# GIVEN TASK:
Work through the data line by line, gathering every line that has the word "xlabel".
>> Begin
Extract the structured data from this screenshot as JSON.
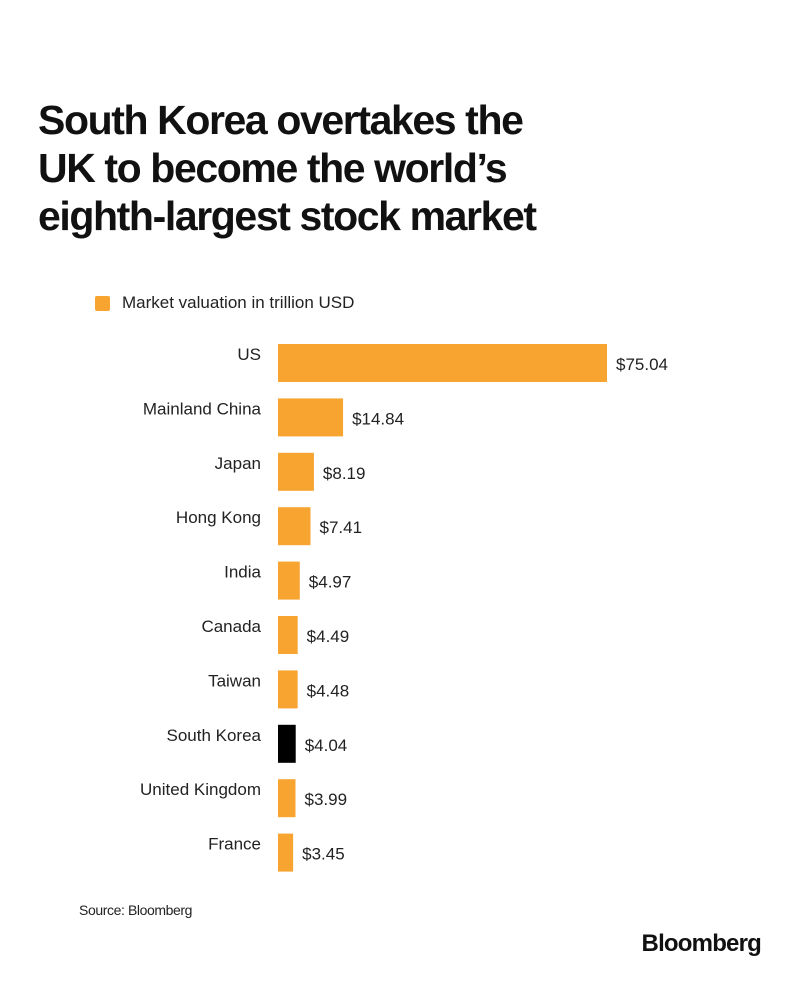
{
  "title_lines": [
    "South Korea overtakes the",
    "UK to become the world’s",
    "eighth-largest stock market"
  ],
  "source": "Source: Bloomberg",
  "brand": "Bloomberg",
  "colors": {
    "bar": "#F7A530",
    "highlight": "#000000",
    "text": "#111111"
  },
  "chart_data": {
    "type": "bar",
    "orientation": "horizontal",
    "title": "South Korea overtakes the UK to become the world’s eighth-largest stock market",
    "legend": "Market valuation in trillion USD",
    "categories": [
      "US",
      "Mainland China",
      "Japan",
      "Hong Kong",
      "India",
      "Canada",
      "Taiwan",
      "South Korea",
      "United Kingdom",
      "France"
    ],
    "values": [
      75.04,
      14.84,
      8.19,
      7.41,
      4.97,
      4.49,
      4.48,
      4.04,
      3.99,
      3.45
    ],
    "value_labels": [
      "$75.04",
      "$14.84",
      "$8.19",
      "$7.41",
      "$4.97",
      "$4.49",
      "$4.48",
      "$4.04",
      "$3.99",
      "$3.45"
    ],
    "highlight_category": "South Korea",
    "xlim": [
      0,
      75.04
    ],
    "xlabel": "",
    "ylabel": ""
  }
}
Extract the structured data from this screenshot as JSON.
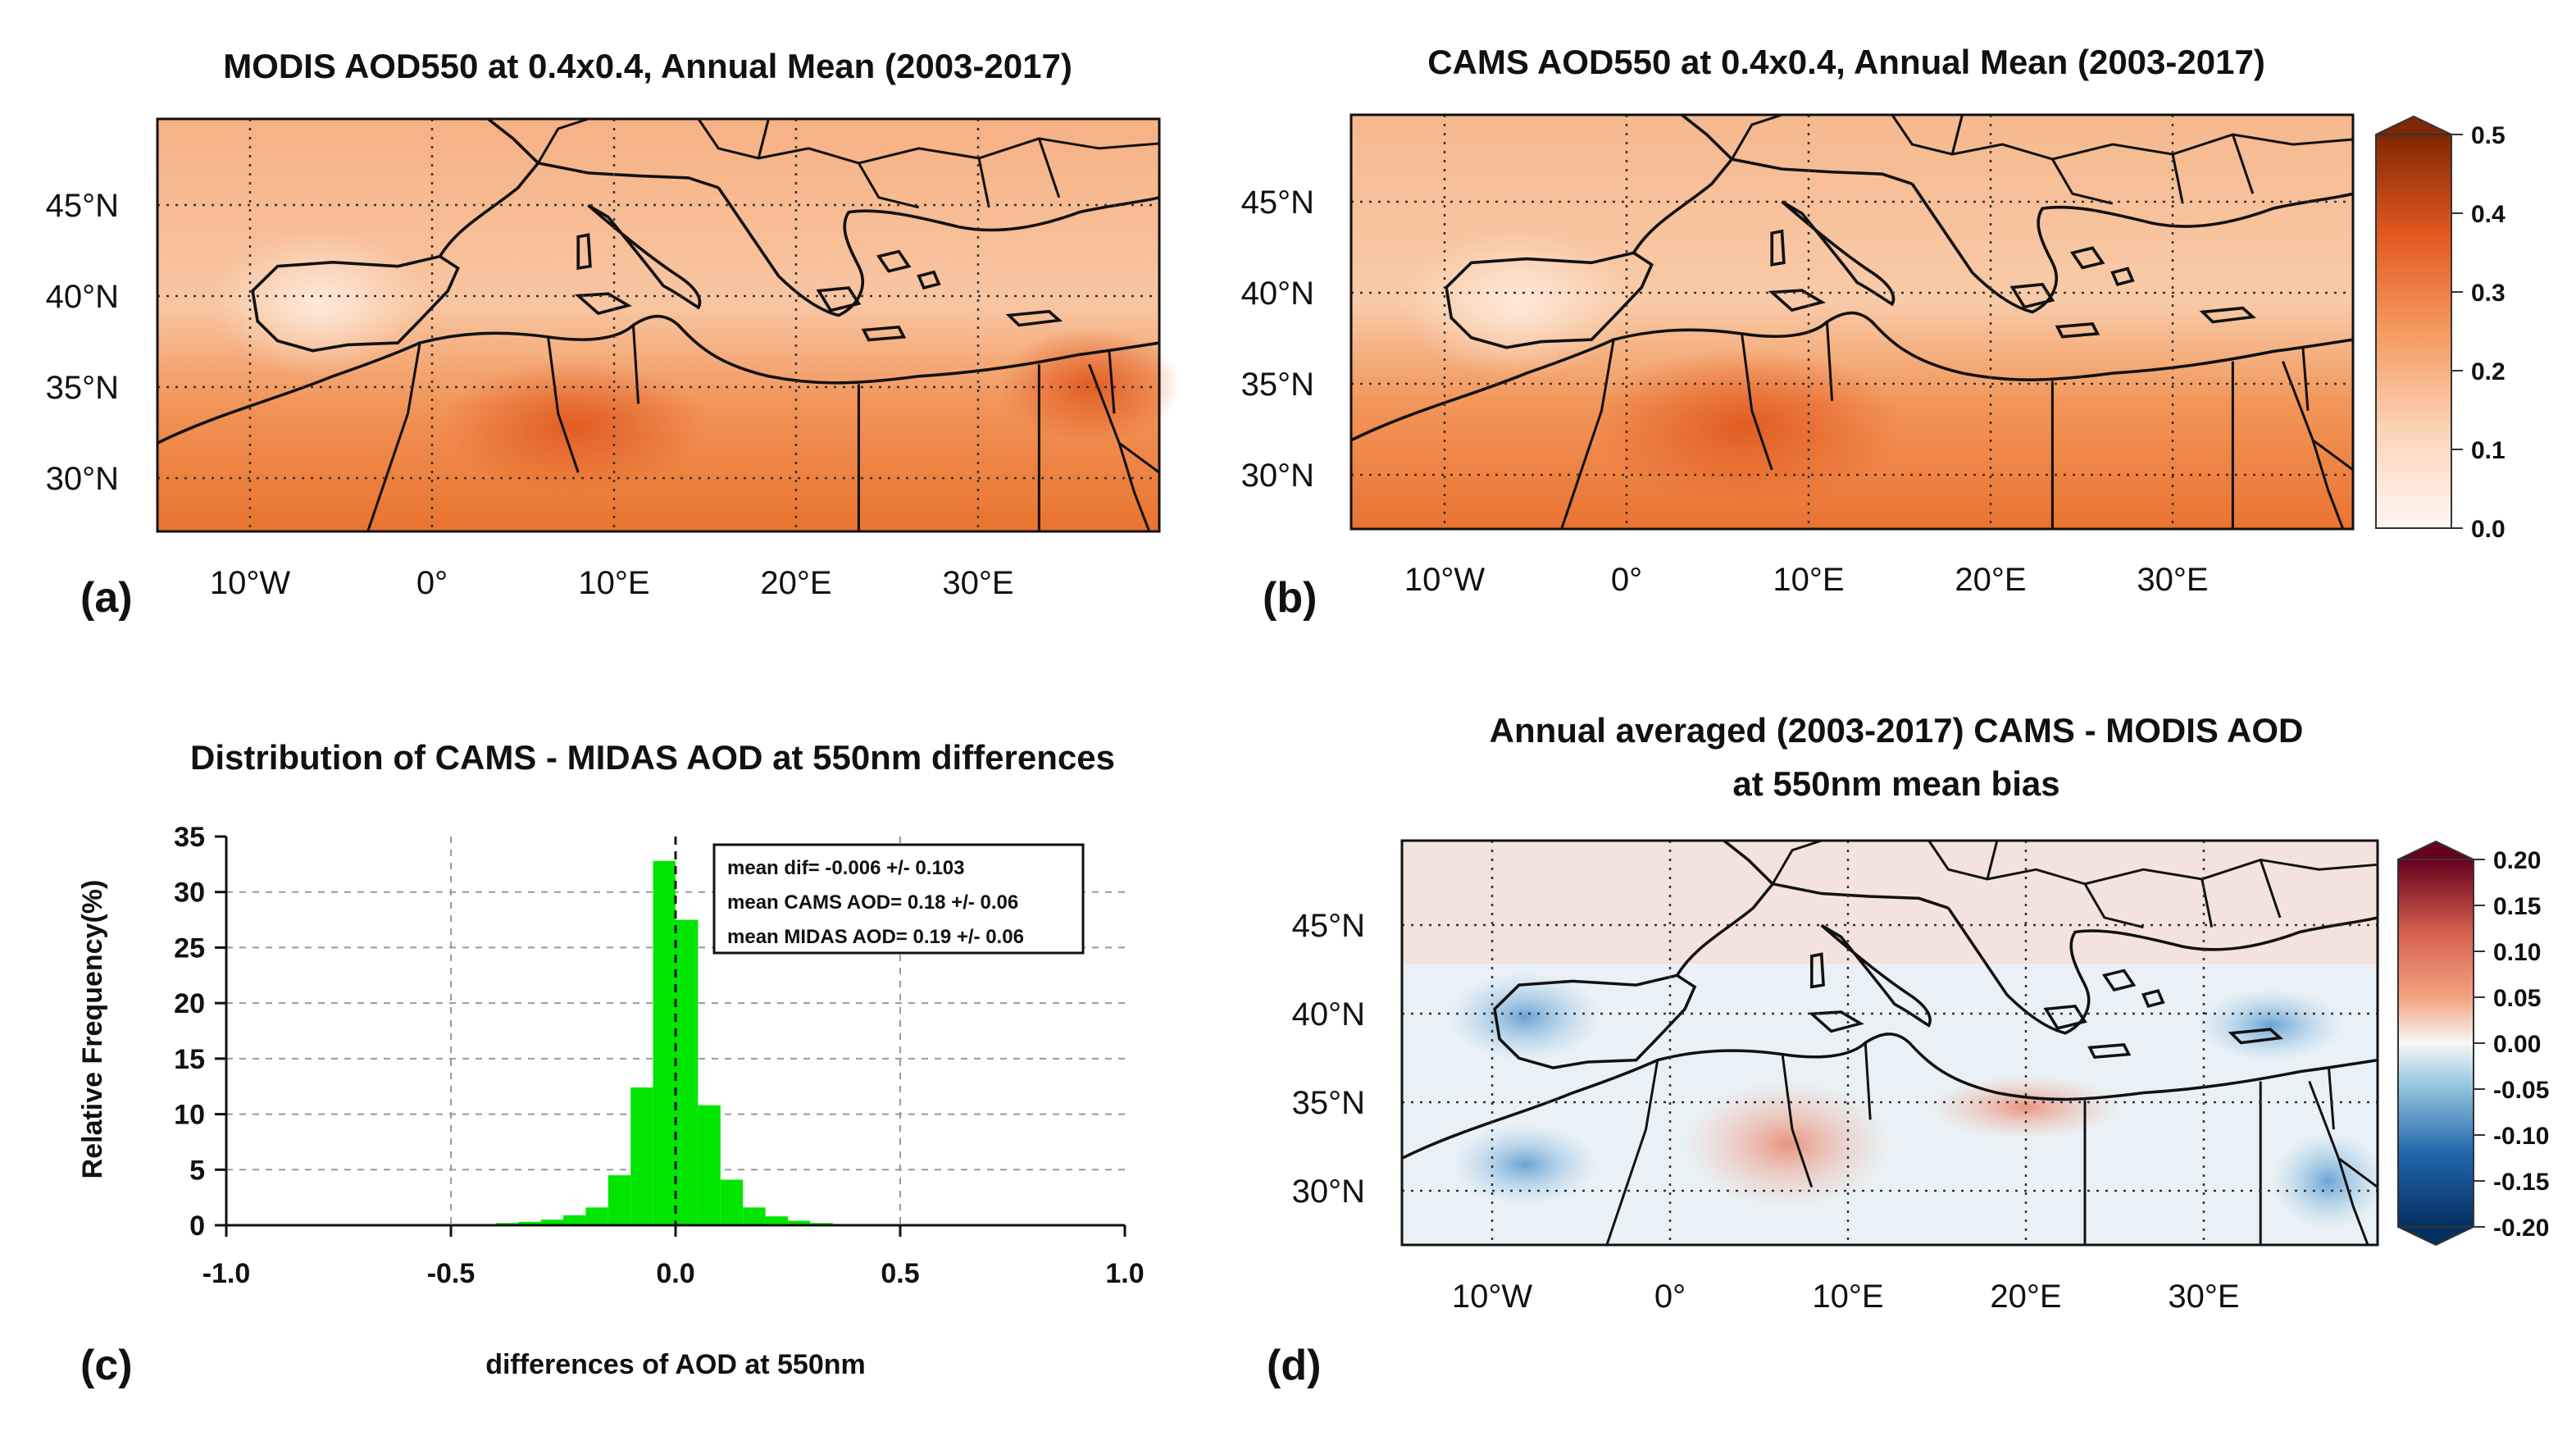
{
  "colors": {
    "map_low": "#fde7d8",
    "map_mid": "#f29a6a",
    "map_high": "#e2581f",
    "div_neg": "#1f6fb1",
    "div_zero": "#f3f6f8",
    "div_pos": "#d6604d",
    "hist_bar": "#00e600",
    "grid": "#555555"
  },
  "panels": {
    "a": {
      "label": "(a)",
      "title": "MODIS AOD550 at 0.4x0.4, Annual Mean (2003-2017)"
    },
    "b": {
      "label": "(b)",
      "title": "CAMS AOD550 at 0.4x0.4, Annual Mean (2003-2017)"
    },
    "c": {
      "label": "(c)",
      "title": "Distribution  of CAMS - MIDAS AOD at 550nm differences"
    },
    "d": {
      "label": "(d)",
      "title_line1": "Annual averaged (2003-2017) CAMS - MODIS AOD",
      "title_line2": "at 550nm mean bias"
    }
  },
  "map_axes": {
    "lon_labels": [
      "10°W",
      "0°",
      "10°E",
      "20°E",
      "30°E"
    ],
    "lat_labels": [
      "45°N",
      "40°N",
      "35°N",
      "30°N"
    ]
  },
  "colorbars": {
    "aod": {
      "ticks": [
        "0.5",
        "0.4",
        "0.3",
        "0.2",
        "0.1",
        "0.0"
      ],
      "range": [
        0.0,
        0.5
      ]
    },
    "bias": {
      "ticks": [
        "0.20",
        "0.15",
        "0.10",
        "0.05",
        "0.00",
        "-0.05",
        "-0.10",
        "-0.15",
        "-0.20"
      ],
      "range": [
        -0.2,
        0.2
      ]
    }
  },
  "chart_data": {
    "type": "bar",
    "title": "Distribution  of CAMS - MIDAS AOD at 550nm differences",
    "xlabel": "differences of AOD at 550nm",
    "ylabel": "Relative Frequency(%)",
    "xlim": [
      -1.0,
      1.0
    ],
    "ylim": [
      0,
      35
    ],
    "x_ticks": [
      "-1.0",
      "-0.5",
      "0.0",
      "0.5",
      "1.0"
    ],
    "y_ticks": [
      "0",
      "5",
      "10",
      "15",
      "20",
      "25",
      "30",
      "35"
    ],
    "bin_width": 0.05,
    "bin_starts": [
      -0.6,
      -0.55,
      -0.5,
      -0.45,
      -0.4,
      -0.35,
      -0.3,
      -0.25,
      -0.2,
      -0.15,
      -0.1,
      -0.05,
      0.0,
      0.05,
      0.1,
      0.15,
      0.2,
      0.25,
      0.3,
      0.35,
      0.4,
      0.45,
      0.5
    ],
    "values": [
      0.05,
      0.05,
      0.1,
      0.1,
      0.2,
      0.3,
      0.5,
      0.9,
      1.6,
      4.5,
      12.4,
      32.8,
      27.5,
      10.8,
      4.1,
      1.6,
      0.8,
      0.4,
      0.2,
      0.1,
      0.05,
      0.05,
      0.05
    ],
    "annotations": [
      "mean dif= -0.006 +/- 0.103",
      "mean CAMS  AOD= 0.18 +/- 0.06",
      "mean MIDAS AOD= 0.19 +/- 0.06"
    ]
  }
}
>> End
# EXERCISE ANSWER:
    "xlabel": "",
    "xlabel": "differences of AOD at 550nm",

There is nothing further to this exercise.